Return every one of the following rows unchanged, character for character.

────

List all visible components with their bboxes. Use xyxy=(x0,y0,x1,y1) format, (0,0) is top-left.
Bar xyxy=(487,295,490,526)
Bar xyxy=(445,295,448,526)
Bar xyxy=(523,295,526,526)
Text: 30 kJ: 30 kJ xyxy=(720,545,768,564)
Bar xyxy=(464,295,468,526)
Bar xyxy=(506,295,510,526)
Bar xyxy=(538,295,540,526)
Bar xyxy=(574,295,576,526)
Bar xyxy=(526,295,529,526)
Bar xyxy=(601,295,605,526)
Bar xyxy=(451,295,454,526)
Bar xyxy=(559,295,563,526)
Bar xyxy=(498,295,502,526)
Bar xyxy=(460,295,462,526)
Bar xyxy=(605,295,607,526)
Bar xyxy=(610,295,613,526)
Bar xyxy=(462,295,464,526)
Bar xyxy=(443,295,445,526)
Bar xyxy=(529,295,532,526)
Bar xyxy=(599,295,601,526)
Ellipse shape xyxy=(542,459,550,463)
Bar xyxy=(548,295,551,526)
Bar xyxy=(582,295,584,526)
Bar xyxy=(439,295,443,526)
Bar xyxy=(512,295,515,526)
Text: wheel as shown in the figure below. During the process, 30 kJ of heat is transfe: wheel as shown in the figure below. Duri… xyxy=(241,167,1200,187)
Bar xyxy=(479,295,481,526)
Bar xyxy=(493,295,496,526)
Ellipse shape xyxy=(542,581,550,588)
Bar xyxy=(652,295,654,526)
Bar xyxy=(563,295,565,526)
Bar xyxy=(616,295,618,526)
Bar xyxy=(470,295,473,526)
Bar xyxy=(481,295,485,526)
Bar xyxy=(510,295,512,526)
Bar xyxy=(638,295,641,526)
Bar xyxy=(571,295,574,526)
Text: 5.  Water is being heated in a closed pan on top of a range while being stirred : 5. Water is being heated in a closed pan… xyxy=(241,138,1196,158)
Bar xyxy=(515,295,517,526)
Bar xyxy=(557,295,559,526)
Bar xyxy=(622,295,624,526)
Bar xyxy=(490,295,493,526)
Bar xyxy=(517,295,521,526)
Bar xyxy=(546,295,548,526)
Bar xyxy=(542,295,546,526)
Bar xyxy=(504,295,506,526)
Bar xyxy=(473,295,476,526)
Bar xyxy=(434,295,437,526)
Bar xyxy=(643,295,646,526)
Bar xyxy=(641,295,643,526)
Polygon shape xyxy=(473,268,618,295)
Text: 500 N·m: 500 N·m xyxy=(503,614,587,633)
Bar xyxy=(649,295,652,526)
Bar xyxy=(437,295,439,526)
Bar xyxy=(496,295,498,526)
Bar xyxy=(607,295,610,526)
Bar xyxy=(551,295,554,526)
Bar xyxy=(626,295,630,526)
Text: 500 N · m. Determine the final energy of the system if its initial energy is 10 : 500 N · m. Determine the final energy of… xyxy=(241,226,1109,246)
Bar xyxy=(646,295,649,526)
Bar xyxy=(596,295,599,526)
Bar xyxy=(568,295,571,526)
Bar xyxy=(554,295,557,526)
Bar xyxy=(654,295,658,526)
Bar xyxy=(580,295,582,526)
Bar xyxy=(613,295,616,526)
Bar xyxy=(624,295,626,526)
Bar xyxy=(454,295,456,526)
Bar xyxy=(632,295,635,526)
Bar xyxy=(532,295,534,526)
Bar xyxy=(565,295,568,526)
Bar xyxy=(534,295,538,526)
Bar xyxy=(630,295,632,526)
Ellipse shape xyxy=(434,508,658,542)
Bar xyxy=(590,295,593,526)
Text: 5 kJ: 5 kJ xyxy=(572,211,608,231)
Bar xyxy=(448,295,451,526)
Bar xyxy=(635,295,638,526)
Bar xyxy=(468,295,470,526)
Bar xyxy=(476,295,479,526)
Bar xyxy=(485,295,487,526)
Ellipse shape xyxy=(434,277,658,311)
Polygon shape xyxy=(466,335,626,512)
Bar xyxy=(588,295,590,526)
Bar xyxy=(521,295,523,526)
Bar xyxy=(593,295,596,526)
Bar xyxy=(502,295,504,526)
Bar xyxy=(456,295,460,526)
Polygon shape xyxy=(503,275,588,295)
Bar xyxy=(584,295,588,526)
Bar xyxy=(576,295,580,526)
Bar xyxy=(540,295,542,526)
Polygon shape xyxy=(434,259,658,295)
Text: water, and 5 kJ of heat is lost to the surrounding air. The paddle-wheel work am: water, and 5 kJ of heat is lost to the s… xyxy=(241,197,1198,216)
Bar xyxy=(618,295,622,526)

────

**COMPLETE ANSWER**.
List all visible components with their bboxes. Use xyxy=(x0,y0,x1,y1) format, (0,0) is top-left.
Bar xyxy=(487,295,490,526)
Bar xyxy=(445,295,448,526)
Bar xyxy=(523,295,526,526)
Text: 30 kJ: 30 kJ xyxy=(720,545,768,564)
Bar xyxy=(464,295,468,526)
Bar xyxy=(506,295,510,526)
Bar xyxy=(538,295,540,526)
Bar xyxy=(574,295,576,526)
Bar xyxy=(526,295,529,526)
Bar xyxy=(601,295,605,526)
Bar xyxy=(451,295,454,526)
Bar xyxy=(559,295,563,526)
Bar xyxy=(498,295,502,526)
Bar xyxy=(460,295,462,526)
Bar xyxy=(605,295,607,526)
Bar xyxy=(610,295,613,526)
Bar xyxy=(462,295,464,526)
Bar xyxy=(443,295,445,526)
Bar xyxy=(529,295,532,526)
Bar xyxy=(599,295,601,526)
Ellipse shape xyxy=(542,459,550,463)
Bar xyxy=(548,295,551,526)
Bar xyxy=(582,295,584,526)
Bar xyxy=(439,295,443,526)
Bar xyxy=(512,295,515,526)
Text: wheel as shown in the figure below. During the process, 30 kJ of heat is transfe: wheel as shown in the figure below. Duri… xyxy=(241,167,1200,187)
Bar xyxy=(479,295,481,526)
Bar xyxy=(493,295,496,526)
Ellipse shape xyxy=(542,581,550,588)
Bar xyxy=(652,295,654,526)
Bar xyxy=(563,295,565,526)
Bar xyxy=(616,295,618,526)
Bar xyxy=(470,295,473,526)
Bar xyxy=(481,295,485,526)
Bar xyxy=(510,295,512,526)
Bar xyxy=(638,295,641,526)
Bar xyxy=(571,295,574,526)
Text: 5.  Water is being heated in a closed pan on top of a range while being stirred : 5. Water is being heated in a closed pan… xyxy=(241,138,1196,158)
Bar xyxy=(515,295,517,526)
Bar xyxy=(557,295,559,526)
Bar xyxy=(622,295,624,526)
Bar xyxy=(490,295,493,526)
Bar xyxy=(517,295,521,526)
Bar xyxy=(546,295,548,526)
Bar xyxy=(542,295,546,526)
Bar xyxy=(504,295,506,526)
Bar xyxy=(473,295,476,526)
Bar xyxy=(434,295,437,526)
Bar xyxy=(643,295,646,526)
Bar xyxy=(641,295,643,526)
Polygon shape xyxy=(473,268,618,295)
Text: 500 N·m: 500 N·m xyxy=(503,614,587,633)
Bar xyxy=(649,295,652,526)
Bar xyxy=(437,295,439,526)
Bar xyxy=(496,295,498,526)
Bar xyxy=(607,295,610,526)
Bar xyxy=(551,295,554,526)
Bar xyxy=(626,295,630,526)
Text: 500 N · m. Determine the final energy of the system if its initial energy is 10 : 500 N · m. Determine the final energy of… xyxy=(241,226,1109,246)
Bar xyxy=(646,295,649,526)
Bar xyxy=(596,295,599,526)
Bar xyxy=(568,295,571,526)
Bar xyxy=(554,295,557,526)
Bar xyxy=(654,295,658,526)
Bar xyxy=(580,295,582,526)
Bar xyxy=(613,295,616,526)
Bar xyxy=(624,295,626,526)
Bar xyxy=(454,295,456,526)
Bar xyxy=(632,295,635,526)
Bar xyxy=(532,295,534,526)
Bar xyxy=(565,295,568,526)
Bar xyxy=(534,295,538,526)
Bar xyxy=(630,295,632,526)
Ellipse shape xyxy=(434,508,658,542)
Bar xyxy=(590,295,593,526)
Text: 5 kJ: 5 kJ xyxy=(572,211,608,231)
Bar xyxy=(448,295,451,526)
Bar xyxy=(635,295,638,526)
Bar xyxy=(468,295,470,526)
Bar xyxy=(476,295,479,526)
Bar xyxy=(485,295,487,526)
Ellipse shape xyxy=(434,277,658,311)
Polygon shape xyxy=(466,335,626,512)
Bar xyxy=(588,295,590,526)
Bar xyxy=(521,295,523,526)
Bar xyxy=(593,295,596,526)
Bar xyxy=(502,295,504,526)
Bar xyxy=(456,295,460,526)
Polygon shape xyxy=(503,275,588,295)
Bar xyxy=(584,295,588,526)
Bar xyxy=(576,295,580,526)
Bar xyxy=(540,295,542,526)
Polygon shape xyxy=(434,259,658,295)
Text: water, and 5 kJ of heat is lost to the surrounding air. The paddle-wheel work am: water, and 5 kJ of heat is lost to the s… xyxy=(241,197,1198,216)
Bar xyxy=(618,295,622,526)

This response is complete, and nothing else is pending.